AIM
The entries below are to be repeated exactly as they stand.
★ ★ ★ ★ ★
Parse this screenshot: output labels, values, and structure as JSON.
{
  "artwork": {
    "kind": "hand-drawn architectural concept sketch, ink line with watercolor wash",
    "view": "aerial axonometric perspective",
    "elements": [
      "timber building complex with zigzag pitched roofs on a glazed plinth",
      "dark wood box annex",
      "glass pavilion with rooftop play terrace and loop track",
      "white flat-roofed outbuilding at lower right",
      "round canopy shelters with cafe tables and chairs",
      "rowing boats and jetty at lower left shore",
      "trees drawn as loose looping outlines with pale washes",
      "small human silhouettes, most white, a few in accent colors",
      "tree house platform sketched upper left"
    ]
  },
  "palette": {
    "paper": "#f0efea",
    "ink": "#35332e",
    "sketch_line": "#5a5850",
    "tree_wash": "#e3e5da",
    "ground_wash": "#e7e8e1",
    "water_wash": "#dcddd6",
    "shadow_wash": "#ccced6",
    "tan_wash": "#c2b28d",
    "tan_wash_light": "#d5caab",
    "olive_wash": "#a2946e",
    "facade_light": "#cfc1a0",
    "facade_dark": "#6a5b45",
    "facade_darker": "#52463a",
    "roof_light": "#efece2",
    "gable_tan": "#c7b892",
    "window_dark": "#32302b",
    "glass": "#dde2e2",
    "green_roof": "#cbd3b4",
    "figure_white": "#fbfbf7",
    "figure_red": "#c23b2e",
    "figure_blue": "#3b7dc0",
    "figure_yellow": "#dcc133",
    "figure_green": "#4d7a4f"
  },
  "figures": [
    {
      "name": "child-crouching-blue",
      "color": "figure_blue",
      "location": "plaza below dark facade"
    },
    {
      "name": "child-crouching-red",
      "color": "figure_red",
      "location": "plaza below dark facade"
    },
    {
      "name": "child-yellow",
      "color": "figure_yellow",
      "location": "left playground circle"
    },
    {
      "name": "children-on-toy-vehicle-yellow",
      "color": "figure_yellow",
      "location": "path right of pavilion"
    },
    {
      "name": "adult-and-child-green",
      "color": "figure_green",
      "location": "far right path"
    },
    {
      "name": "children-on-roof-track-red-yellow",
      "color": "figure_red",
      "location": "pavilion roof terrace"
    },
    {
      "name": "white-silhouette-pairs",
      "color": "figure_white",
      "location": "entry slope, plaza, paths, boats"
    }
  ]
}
★ ★ ★ ★ ★
TASK RESULT
Parse this screenshot: output labels, values, and structure as JSON.
{
  "artwork": {
    "kind": "hand-drawn architectural concept sketch, ink line with watercolor wash",
    "view": "aerial axonometric perspective",
    "elements": [
      "timber building complex with zigzag pitched roofs on a glazed plinth",
      "dark wood box annex",
      "glass pavilion with rooftop play terrace and loop track",
      "white flat-roofed outbuilding at lower right",
      "round canopy shelters with cafe tables and chairs",
      "rowing boats and jetty at lower left shore",
      "trees drawn as loose looping outlines with pale washes",
      "small human silhouettes, most white, a few in accent colors",
      "tree house platform sketched upper left"
    ]
  },
  "palette": {
    "paper": "#f0efea",
    "ink": "#35332e",
    "sketch_line": "#5a5850",
    "tree_wash": "#e3e5da",
    "ground_wash": "#e7e8e1",
    "water_wash": "#dcddd6",
    "shadow_wash": "#ccced6",
    "tan_wash": "#c2b28d",
    "tan_wash_light": "#d5caab",
    "olive_wash": "#a2946e",
    "facade_light": "#cfc1a0",
    "facade_dark": "#6a5b45",
    "facade_darker": "#52463a",
    "roof_light": "#efece2",
    "gable_tan": "#c7b892",
    "window_dark": "#32302b",
    "glass": "#dde2e2",
    "green_roof": "#cbd3b4",
    "figure_white": "#fbfbf7",
    "figure_red": "#c23b2e",
    "figure_blue": "#3b7dc0",
    "figure_yellow": "#dcc133",
    "figure_green": "#4d7a4f"
  },
  "figures": [
    {
      "name": "child-crouching-blue",
      "color": "figure_blue",
      "location": "plaza below dark facade"
    },
    {
      "name": "child-crouching-red",
      "color": "figure_red",
      "location": "plaza below dark facade"
    },
    {
      "name": "child-yellow",
      "color": "figure_yellow",
      "location": "left playground circle"
    },
    {
      "name": "children-on-toy-vehicle-yellow",
      "color": "figure_yellow",
      "location": "path right of pavilion"
    },
    {
      "name": "adult-and-child-green",
      "color": "figure_green",
      "location": "far right path"
    },
    {
      "name": "children-on-roof-track-red-yellow",
      "color": "figure_red",
      "location": "pavilion roof terrace"
    },
    {
      "name": "white-silhouette-pairs",
      "color": "figure_white",
      "location": "entry slope, plaza, paths, boats"
    }
  ]
}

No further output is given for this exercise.